[BEGIN Input]

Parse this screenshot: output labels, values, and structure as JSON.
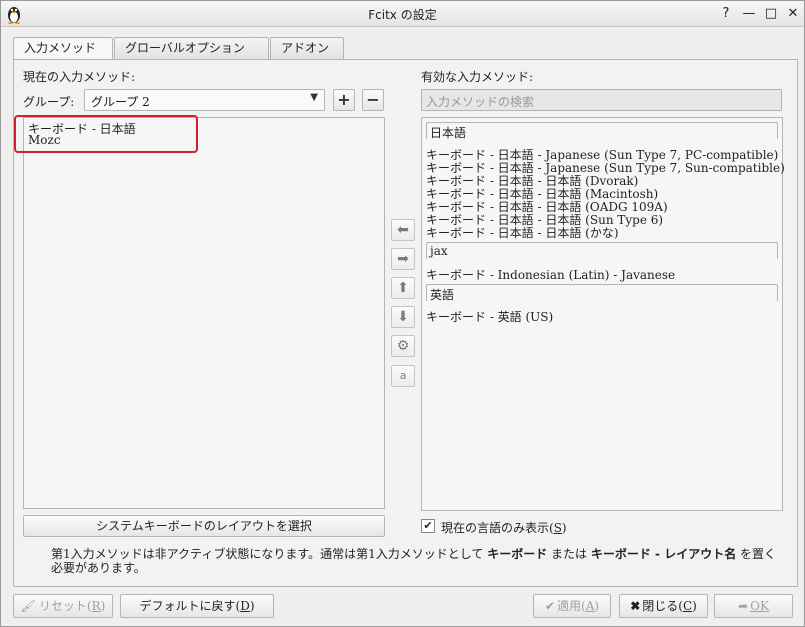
{
  "window": {
    "title": "Fcitx の設定",
    "controls": {
      "help": "?",
      "minimize": "—",
      "maximize": "□",
      "close": "✕"
    }
  },
  "tabs": [
    {
      "label": "入力メソッド",
      "active": true
    },
    {
      "label": "グローバルオプション",
      "active": false
    },
    {
      "label": "アドオン",
      "active": false
    }
  ],
  "left": {
    "heading": "現在の入力メソッド:",
    "group_label": "グループ:",
    "group_value": "グループ 2",
    "add_label": "+",
    "remove_label": "−",
    "items": [
      "キーボード - 日本語",
      "Mozc"
    ],
    "layout_button": "システムキーボードのレイアウトを選択"
  },
  "right": {
    "heading": "有効な入力メソッド:",
    "search_placeholder": "入力メソッドの検索",
    "groups": [
      {
        "name": "日本語",
        "items": [
          "キーボード - 日本語 - Japanese (Sun Type 7, PC-compatible)",
          "キーボード - 日本語 - Japanese (Sun Type 7, Sun-compatible)",
          "キーボード - 日本語 - 日本語 (Dvorak)",
          "キーボード - 日本語 - 日本語 (Macintosh)",
          "キーボード - 日本語 - 日本語 (OADG 109A)",
          "キーボード - 日本語 - 日本語 (Sun Type 6)",
          "キーボード - 日本語 - 日本語 (かな)"
        ]
      },
      {
        "name": "jax",
        "items": [
          "キーボード - Indonesian (Latin) - Javanese"
        ]
      },
      {
        "name": "英語",
        "items": [
          "キーボード - 英語 (US)"
        ]
      }
    ],
    "only_current_language": {
      "label_prefix": "現在の言語のみ表示(",
      "key": "S",
      "label_suffix": ")",
      "checked": true
    }
  },
  "middle_buttons": [
    {
      "icon": "arrow-left-icon",
      "glyph": "⬅"
    },
    {
      "icon": "arrow-right-icon",
      "glyph": "➡"
    },
    {
      "icon": "arrow-up-icon",
      "glyph": "⬆"
    },
    {
      "icon": "arrow-down-icon",
      "glyph": "⬇"
    },
    {
      "icon": "gear-icon",
      "glyph": "⚙"
    },
    {
      "icon": "keyboard-layout-icon",
      "glyph": "a"
    }
  ],
  "info": {
    "part1": "第1入力メソッドは非アクティブ状態になります。通常は第1入力メソッドとして ",
    "bold1": "キーボード",
    "part2": " または ",
    "bold2": "キーボード - レイアウト名",
    "part3": " を置く必要があります。"
  },
  "bottom": {
    "reset": {
      "prefix": "リセット(",
      "key": "R",
      "suffix": ")"
    },
    "defaults": {
      "prefix": "デフォルトに戻す(",
      "key": "D",
      "suffix": ")"
    },
    "apply": {
      "prefix": "適用(",
      "key": "A",
      "suffix": ")"
    },
    "close": {
      "prefix": "閉じる(",
      "key": "C",
      "suffix": ")"
    },
    "ok": "OK"
  }
}
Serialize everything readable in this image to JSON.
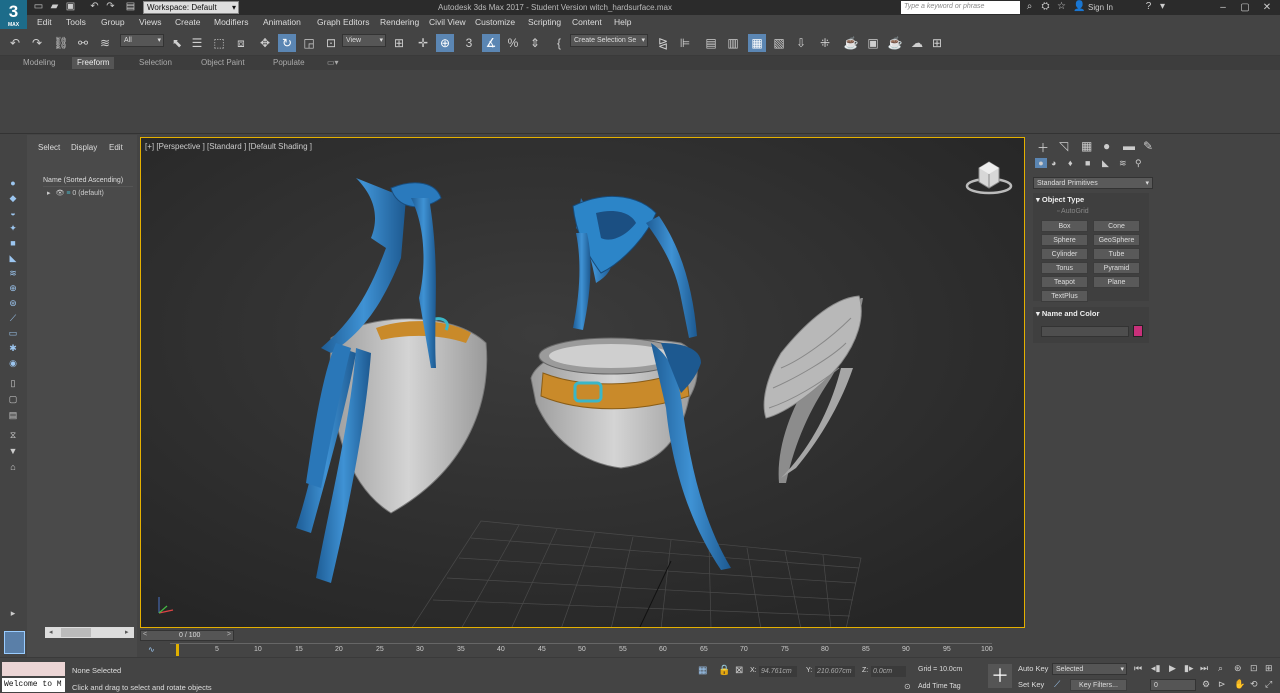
{
  "app": {
    "logo_text": "3",
    "logo_sub": "MAX",
    "title": "Autodesk 3ds Max 2017  - Student Version   witch_hardsurface.max"
  },
  "workspace": {
    "label": "Workspace: Default"
  },
  "search": {
    "placeholder": "Type a keyword or phrase"
  },
  "account": {
    "signin": "Sign In"
  },
  "menus": [
    "Edit",
    "Tools",
    "Group",
    "Views",
    "Create",
    "Modifiers",
    "Animation",
    "Graph Editors",
    "Rendering",
    "Civil View",
    "Customize",
    "Scripting",
    "Content",
    "Help"
  ],
  "toolbar": {
    "filter": "All",
    "ref_coord": "View",
    "selection_set": "Create Selection Se"
  },
  "ribbon": {
    "tabs": [
      "Modeling",
      "Freeform",
      "Selection",
      "Object Paint",
      "Populate"
    ],
    "active": "Freeform"
  },
  "scene_explorer": {
    "tabs": [
      "Select",
      "Display",
      "Edit"
    ],
    "column_header": "Name (Sorted Ascending)",
    "layer": "0 (default)"
  },
  "viewport": {
    "label": "[+] [Perspective ] [Standard ] [Default Shading ]"
  },
  "command_panel": {
    "dropdown": "Standard Primitives",
    "rollout_object_type": "Object Type",
    "autogrid": "AutoGrid",
    "primitives": [
      "Box",
      "Cone",
      "Sphere",
      "GeoSphere",
      "Cylinder",
      "Tube",
      "Torus",
      "Pyramid",
      "Teapot",
      "Plane",
      "TextPlus"
    ],
    "rollout_name_color": "Name and Color",
    "color_swatch": "#c8307a"
  },
  "timeline": {
    "frame": "0 / 100",
    "ticks": [
      "5",
      "10",
      "15",
      "20",
      "25",
      "30",
      "35",
      "40",
      "45",
      "50",
      "55",
      "60",
      "65",
      "70",
      "75",
      "80",
      "85",
      "90",
      "95",
      "100"
    ]
  },
  "status": {
    "maxscript": "Welcome to M",
    "selected": "None Selected",
    "prompt": "Click and drag to select and rotate objects",
    "x_label": "X:",
    "x_value": "94.761cm",
    "y_label": "Y:",
    "y_value": "210.607cm",
    "z_label": "Z:",
    "z_value": "0.0cm",
    "grid": "Grid = 10.0cm",
    "add_time_tag": "Add Time Tag",
    "auto_key": "Auto Key",
    "set_key": "Set Key",
    "key_mode": "Selected",
    "key_filters": "Key Filters...",
    "frame_field": "0"
  }
}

[END Input]

**Given request:**
Produce an exact copy of each line of data, skipping embedded images.

**Output for this task:**
Parse this screenshot: output labels, values, and structure as JSON.
{
  "window": {
    "title": "Fcitx の設定",
    "controls": {
      "help": "?",
      "minimize": "—",
      "maximize": "□",
      "close": "✕"
    }
  },
  "tabs": [
    {
      "label": "入力メソッド",
      "active": true
    },
    {
      "label": "グローバルオプション",
      "active": false
    },
    {
      "label": "アドオン",
      "active": false
    }
  ],
  "left": {
    "heading": "現在の入力メソッド:",
    "group_label": "グループ:",
    "group_value": "グループ 2",
    "add_label": "+",
    "remove_label": "−",
    "items": [
      "キーボード - 日本語",
      "Mozc"
    ],
    "layout_button": "システムキーボードのレイアウトを選択"
  },
  "right": {
    "heading": "有効な入力メソッド:",
    "search_placeholder": "入力メソッドの検索",
    "groups": [
      {
        "name": "日本語",
        "items": [
          "キーボード - 日本語 - Japanese (Sun Type 7, PC-compatible)",
          "キーボード - 日本語 - Japanese (Sun Type 7, Sun-compatible)",
          "キーボード - 日本語 - 日本語 (Dvorak)",
          "キーボード - 日本語 - 日本語 (Macintosh)",
          "キーボード - 日本語 - 日本語 (OADG 109A)",
          "キーボード - 日本語 - 日本語 (Sun Type 6)",
          "キーボード - 日本語 - 日本語 (かな)"
        ]
      },
      {
        "name": "jax",
        "items": [
          "キーボード - Indonesian (Latin) - Javanese"
        ]
      },
      {
        "name": "英語",
        "items": [
          "キーボード - 英語 (US)"
        ]
      }
    ],
    "only_current_language": {
      "label_prefix": "現在の言語のみ表示(",
      "key": "S",
      "label_suffix": ")",
      "checked": true
    }
  },
  "middle_buttons": [
    {
      "icon": "arrow-left-icon",
      "glyph": "⬅"
    },
    {
      "icon": "arrow-right-icon",
      "glyph": "➡"
    },
    {
      "icon": "arrow-up-icon",
      "glyph": "⬆"
    },
    {
      "icon": "arrow-down-icon",
      "glyph": "⬇"
    },
    {
      "icon": "gear-icon",
      "glyph": "⚙"
    },
    {
      "icon": "keyboard-layout-icon",
      "glyph": "a"
    }
  ],
  "info": {
    "part1": "第1入力メソッドは非アクティブ状態になります。通常は第1入力メソッドとして ",
    "bold1": "キーボード",
    "part2": " または ",
    "bold2": "キーボード - レイアウト名",
    "part3": " を置く必要があります。"
  },
  "bottom": {
    "reset": {
      "prefix": "リセット(",
      "key": "R",
      "suffix": ")"
    },
    "defaults": {
      "prefix": "デフォルトに戻す(",
      "key": "D",
      "suffix": ")"
    },
    "apply": {
      "prefix": "適用(",
      "key": "A",
      "suffix": ")"
    },
    "close": {
      "prefix": "閉じる(",
      "key": "C",
      "suffix": ")"
    },
    "ok": "OK"
  }
}
Serialize everything readable in this image to JSON.
{
  "app": {
    "logo_text": "3",
    "logo_sub": "MAX",
    "title": "Autodesk 3ds Max 2017  - Student Version   witch_hardsurface.max"
  },
  "workspace": {
    "label": "Workspace: Default"
  },
  "search": {
    "placeholder": "Type a keyword or phrase"
  },
  "account": {
    "signin": "Sign In"
  },
  "menus": [
    "Edit",
    "Tools",
    "Group",
    "Views",
    "Create",
    "Modifiers",
    "Animation",
    "Graph Editors",
    "Rendering",
    "Civil View",
    "Customize",
    "Scripting",
    "Content",
    "Help"
  ],
  "toolbar": {
    "filter": "All",
    "ref_coord": "View",
    "selection_set": "Create Selection Se"
  },
  "ribbon": {
    "tabs": [
      "Modeling",
      "Freeform",
      "Selection",
      "Object Paint",
      "Populate"
    ],
    "active": "Freeform"
  },
  "scene_explorer": {
    "tabs": [
      "Select",
      "Display",
      "Edit"
    ],
    "column_header": "Name (Sorted Ascending)",
    "layer": "0 (default)"
  },
  "viewport": {
    "label": "[+] [Perspective ] [Standard ] [Default Shading ]"
  },
  "command_panel": {
    "dropdown": "Standard Primitives",
    "rollout_object_type": "Object Type",
    "autogrid": "AutoGrid",
    "primitives": [
      "Box",
      "Cone",
      "Sphere",
      "GeoSphere",
      "Cylinder",
      "Tube",
      "Torus",
      "Pyramid",
      "Teapot",
      "Plane",
      "TextPlus"
    ],
    "rollout_name_color": "Name and Color",
    "color_swatch": "#c8307a"
  },
  "timeline": {
    "frame": "0 / 100",
    "ticks": [
      "5",
      "10",
      "15",
      "20",
      "25",
      "30",
      "35",
      "40",
      "45",
      "50",
      "55",
      "60",
      "65",
      "70",
      "75",
      "80",
      "85",
      "90",
      "95",
      "100"
    ]
  },
  "status": {
    "maxscript": "Welcome to M",
    "selected": "None Selected",
    "prompt": "Click and drag to select and rotate objects",
    "x_label": "X:",
    "x_value": "94.761cm",
    "y_label": "Y:",
    "y_value": "210.607cm",
    "z_label": "Z:",
    "z_value": "0.0cm",
    "grid": "Grid = 10.0cm",
    "add_time_tag": "Add Time Tag",
    "auto_key": "Auto Key",
    "set_key": "Set Key",
    "key_mode": "Selected",
    "key_filters": "Key Filters...",
    "frame_field": "0"
  }
}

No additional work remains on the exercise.